→ Records shown
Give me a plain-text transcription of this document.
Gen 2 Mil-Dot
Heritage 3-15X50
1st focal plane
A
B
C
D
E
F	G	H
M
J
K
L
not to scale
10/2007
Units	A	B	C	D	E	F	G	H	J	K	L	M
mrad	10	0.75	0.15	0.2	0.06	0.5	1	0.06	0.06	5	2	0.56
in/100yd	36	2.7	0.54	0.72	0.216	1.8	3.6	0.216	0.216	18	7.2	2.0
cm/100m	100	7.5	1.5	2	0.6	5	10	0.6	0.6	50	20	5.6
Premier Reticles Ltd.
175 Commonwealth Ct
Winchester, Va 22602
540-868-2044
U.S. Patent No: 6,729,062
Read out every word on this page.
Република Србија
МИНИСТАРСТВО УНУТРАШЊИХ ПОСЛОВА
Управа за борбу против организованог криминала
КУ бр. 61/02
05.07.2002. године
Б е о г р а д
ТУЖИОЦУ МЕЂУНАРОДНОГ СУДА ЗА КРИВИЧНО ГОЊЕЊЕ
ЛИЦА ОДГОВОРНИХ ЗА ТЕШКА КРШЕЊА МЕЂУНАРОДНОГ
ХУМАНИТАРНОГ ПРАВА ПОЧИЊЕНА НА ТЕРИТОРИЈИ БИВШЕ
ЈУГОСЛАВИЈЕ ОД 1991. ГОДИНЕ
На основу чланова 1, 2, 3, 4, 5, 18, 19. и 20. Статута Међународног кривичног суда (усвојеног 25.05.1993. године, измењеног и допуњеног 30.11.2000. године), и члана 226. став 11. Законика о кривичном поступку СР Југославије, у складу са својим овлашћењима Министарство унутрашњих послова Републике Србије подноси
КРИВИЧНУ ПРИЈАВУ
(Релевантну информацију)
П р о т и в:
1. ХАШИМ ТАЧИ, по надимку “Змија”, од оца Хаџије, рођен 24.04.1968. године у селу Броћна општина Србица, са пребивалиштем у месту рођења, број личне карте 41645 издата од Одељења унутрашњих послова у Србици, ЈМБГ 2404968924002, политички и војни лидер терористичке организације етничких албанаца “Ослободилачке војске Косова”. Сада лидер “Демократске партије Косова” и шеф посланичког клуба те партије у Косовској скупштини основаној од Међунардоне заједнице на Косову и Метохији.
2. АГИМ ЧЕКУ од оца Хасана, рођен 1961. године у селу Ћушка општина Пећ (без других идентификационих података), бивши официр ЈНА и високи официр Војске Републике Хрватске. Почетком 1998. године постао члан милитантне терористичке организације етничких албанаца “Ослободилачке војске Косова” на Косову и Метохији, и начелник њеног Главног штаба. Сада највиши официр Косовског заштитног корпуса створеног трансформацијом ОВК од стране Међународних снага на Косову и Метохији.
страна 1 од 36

→ Goal of the exercise
Locate the word "this" in the records above, and return each line that has it.

→ Response to the task
Give me a plain-text transcription of this document.
Read out every word on this page.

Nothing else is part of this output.